Swap every occurrence of "data-label" in these lines for "value-label", keep everything else the same, and leave the pictures out of your answer.
— START OF TASK DATA —
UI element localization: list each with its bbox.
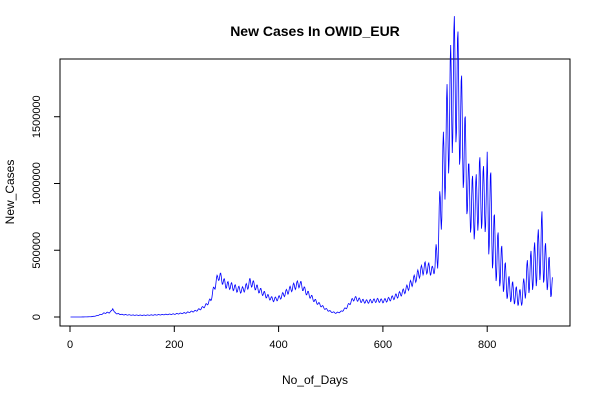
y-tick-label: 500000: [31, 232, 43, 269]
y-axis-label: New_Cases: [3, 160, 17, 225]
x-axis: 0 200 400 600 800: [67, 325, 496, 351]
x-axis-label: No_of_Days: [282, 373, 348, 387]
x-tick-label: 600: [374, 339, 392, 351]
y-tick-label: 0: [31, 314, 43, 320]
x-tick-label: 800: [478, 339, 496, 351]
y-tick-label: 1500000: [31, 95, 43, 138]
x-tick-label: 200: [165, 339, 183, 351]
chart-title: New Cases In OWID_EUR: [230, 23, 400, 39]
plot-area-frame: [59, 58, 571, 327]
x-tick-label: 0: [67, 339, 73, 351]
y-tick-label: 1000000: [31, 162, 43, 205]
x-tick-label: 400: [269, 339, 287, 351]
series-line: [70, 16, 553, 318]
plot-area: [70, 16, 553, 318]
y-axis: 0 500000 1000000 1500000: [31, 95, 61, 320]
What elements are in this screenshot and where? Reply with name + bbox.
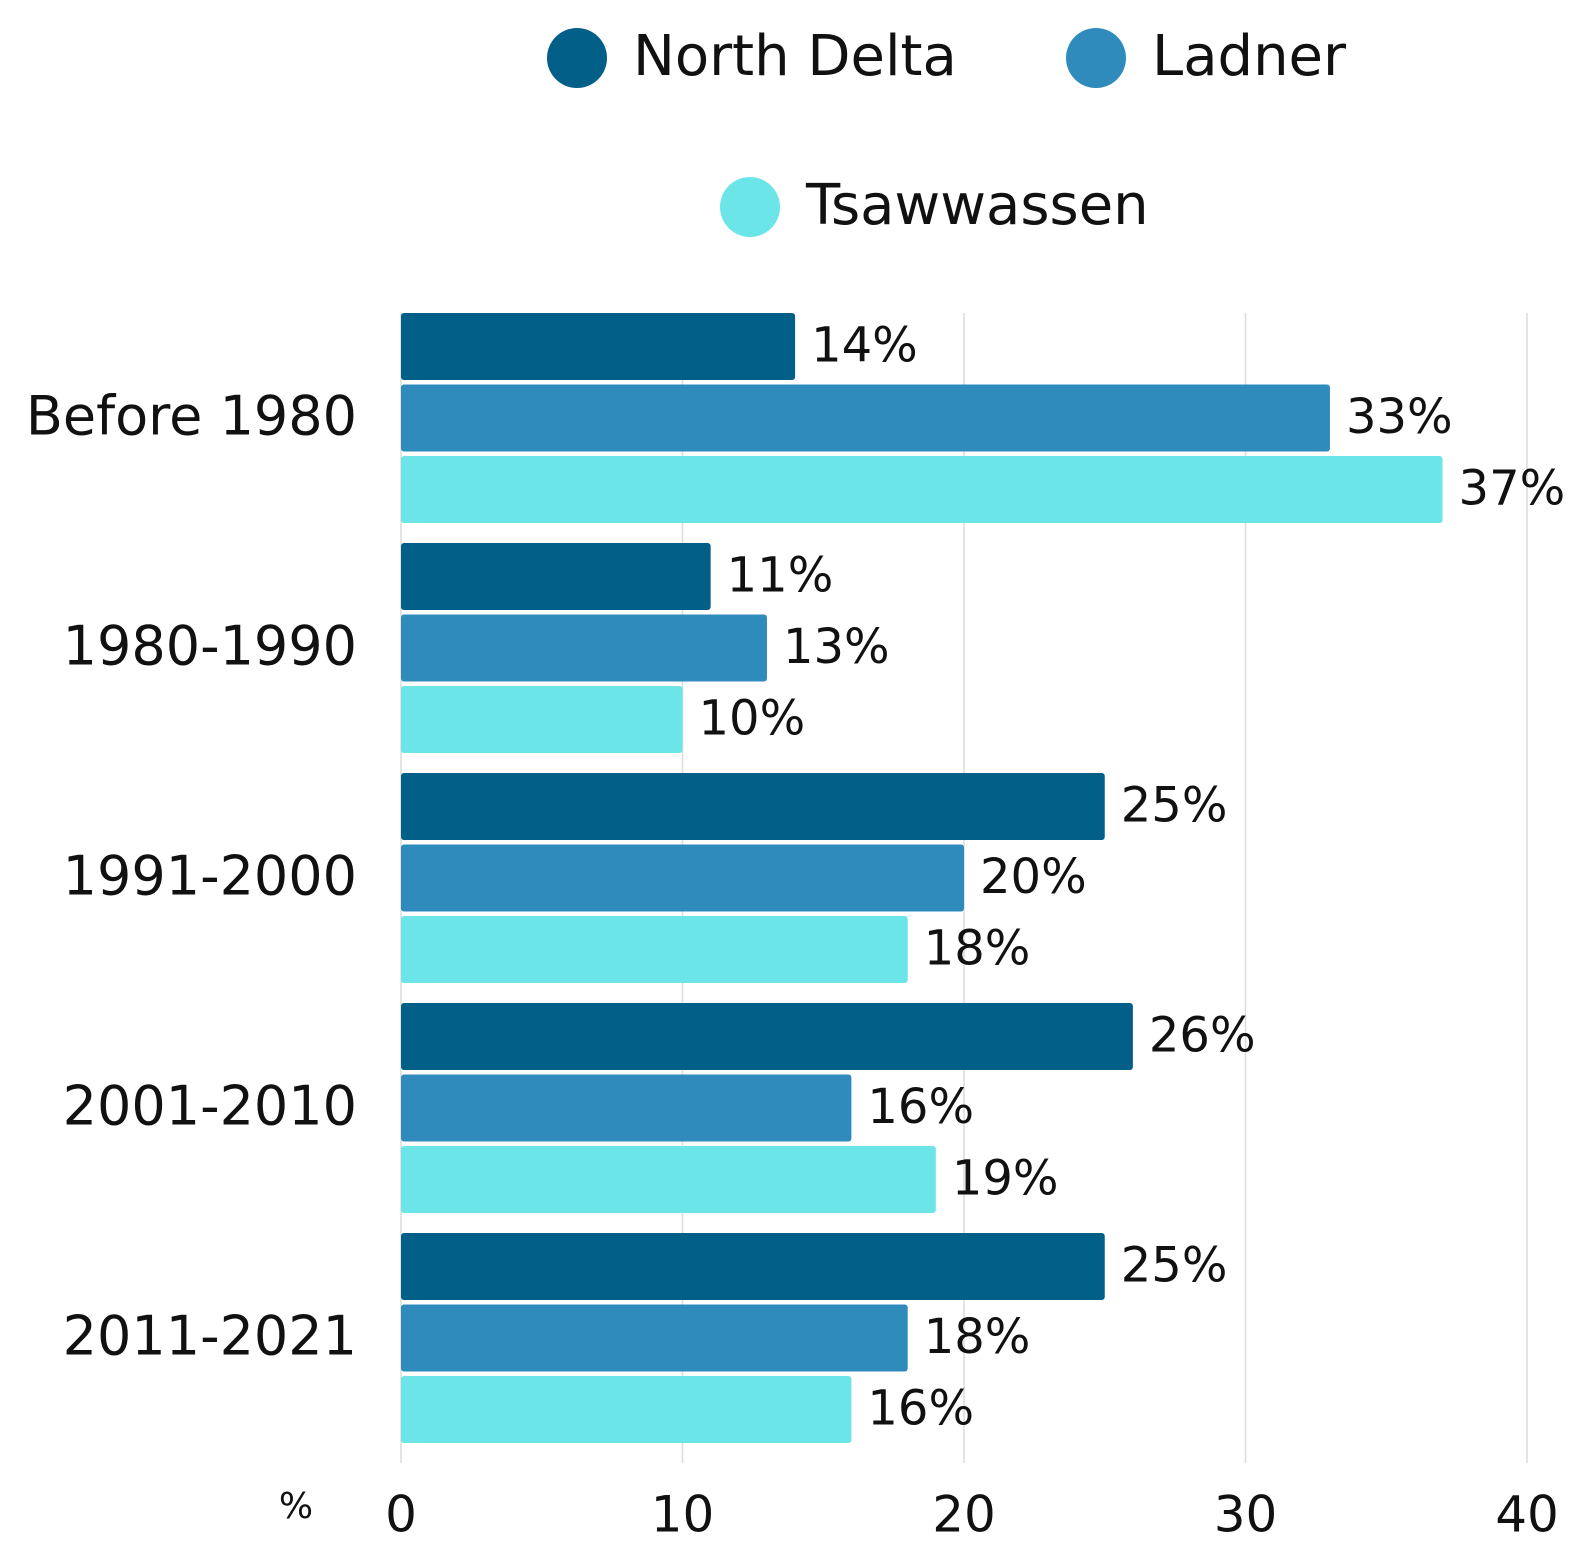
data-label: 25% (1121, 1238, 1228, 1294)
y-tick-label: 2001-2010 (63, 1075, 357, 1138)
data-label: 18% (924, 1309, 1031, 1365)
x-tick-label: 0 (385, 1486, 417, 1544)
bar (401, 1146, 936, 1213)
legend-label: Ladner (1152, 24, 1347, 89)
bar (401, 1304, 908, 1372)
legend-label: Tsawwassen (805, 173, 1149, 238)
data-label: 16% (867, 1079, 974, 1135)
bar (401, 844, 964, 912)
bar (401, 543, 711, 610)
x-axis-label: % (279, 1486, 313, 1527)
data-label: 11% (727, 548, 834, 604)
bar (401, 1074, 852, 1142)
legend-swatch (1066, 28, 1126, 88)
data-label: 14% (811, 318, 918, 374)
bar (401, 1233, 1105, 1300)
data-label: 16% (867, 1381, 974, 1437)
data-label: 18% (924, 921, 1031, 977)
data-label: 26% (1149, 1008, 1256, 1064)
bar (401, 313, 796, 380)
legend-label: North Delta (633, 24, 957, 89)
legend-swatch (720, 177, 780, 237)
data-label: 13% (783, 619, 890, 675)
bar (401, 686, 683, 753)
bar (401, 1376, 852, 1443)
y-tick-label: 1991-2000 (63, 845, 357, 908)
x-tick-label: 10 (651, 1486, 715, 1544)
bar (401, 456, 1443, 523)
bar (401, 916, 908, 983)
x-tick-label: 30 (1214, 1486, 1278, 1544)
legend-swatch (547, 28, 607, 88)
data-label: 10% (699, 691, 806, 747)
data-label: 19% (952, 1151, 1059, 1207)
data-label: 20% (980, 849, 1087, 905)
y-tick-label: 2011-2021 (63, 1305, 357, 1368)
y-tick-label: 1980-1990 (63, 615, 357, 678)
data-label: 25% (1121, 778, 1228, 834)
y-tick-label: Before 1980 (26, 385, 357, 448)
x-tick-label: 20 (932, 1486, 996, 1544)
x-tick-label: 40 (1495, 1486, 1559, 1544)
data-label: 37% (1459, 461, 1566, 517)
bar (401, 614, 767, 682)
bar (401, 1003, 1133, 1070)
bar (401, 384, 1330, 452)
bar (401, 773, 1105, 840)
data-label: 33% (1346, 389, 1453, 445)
— END OF TASK DATA —
**THE OUTPUT**
UI element localization: list each with its bbox.
y-tick-label: 500000: [31, 232, 43, 269]
y-axis-label: New_Cases: [3, 160, 17, 225]
x-axis: 0 200 400 600 800: [67, 325, 496, 351]
x-axis-label: No_of_Days: [282, 373, 348, 387]
x-tick-label: 600: [374, 339, 392, 351]
y-tick-label: 0: [31, 314, 43, 320]
x-tick-label: 800: [478, 339, 496, 351]
y-tick-label: 1500000: [31, 95, 43, 138]
x-tick-label: 200: [165, 339, 183, 351]
chart-title: New Cases In OWID_EUR: [230, 23, 400, 39]
plot-area-frame: [59, 58, 571, 327]
x-tick-label: 0: [67, 339, 73, 351]
y-tick-label: 1000000: [31, 162, 43, 205]
x-tick-label: 400: [269, 339, 287, 351]
series-line: [70, 16, 553, 318]
plot-area: [70, 16, 553, 318]
y-axis: 0 500000 1000000 1500000: [31, 95, 61, 320]
What elements are in this screenshot and where? Reply with name + bbox.
value-label: 25% (1121, 1238, 1228, 1294)
y-tick-label: 2001-2010 (63, 1075, 357, 1138)
value-label: 18% (924, 1309, 1031, 1365)
x-tick-label: 0 (385, 1486, 417, 1544)
bar (401, 1146, 936, 1213)
legend-label: Ladner (1152, 24, 1347, 89)
bar (401, 1304, 908, 1372)
legend-label: Tsawwassen (805, 173, 1149, 238)
value-label: 16% (867, 1079, 974, 1135)
bar (401, 844, 964, 912)
bar (401, 543, 711, 610)
x-axis-label: % (279, 1486, 313, 1527)
value-label: 11% (727, 548, 834, 604)
bar (401, 1074, 852, 1142)
legend-swatch (1066, 28, 1126, 88)
value-label: 14% (811, 318, 918, 374)
bar (401, 1233, 1105, 1300)
value-label: 16% (867, 1381, 974, 1437)
value-label: 18% (924, 921, 1031, 977)
value-label: 26% (1149, 1008, 1256, 1064)
bar (401, 313, 796, 380)
legend-label: North Delta (633, 24, 957, 89)
legend-swatch (720, 177, 780, 237)
value-label: 13% (783, 619, 890, 675)
bar (401, 686, 683, 753)
bar (401, 1376, 852, 1443)
y-tick-label: 1991-2000 (63, 845, 357, 908)
x-tick-label: 10 (651, 1486, 715, 1544)
bar (401, 456, 1443, 523)
bar (401, 916, 908, 983)
x-tick-label: 30 (1214, 1486, 1278, 1544)
legend-swatch (547, 28, 607, 88)
value-label: 10% (699, 691, 806, 747)
value-label: 19% (952, 1151, 1059, 1207)
value-label: 20% (980, 849, 1087, 905)
y-tick-label: 2011-2021 (63, 1305, 357, 1368)
y-tick-label: 1980-1990 (63, 615, 357, 678)
value-label: 25% (1121, 778, 1228, 834)
y-tick-label: Before 1980 (26, 385, 357, 448)
x-tick-label: 20 (932, 1486, 996, 1544)
x-tick-label: 40 (1495, 1486, 1559, 1544)
value-label: 37% (1459, 461, 1566, 517)
bar (401, 614, 767, 682)
bar (401, 1003, 1133, 1070)
bar (401, 384, 1330, 452)
bar (401, 773, 1105, 840)
value-label: 33% (1346, 389, 1453, 445)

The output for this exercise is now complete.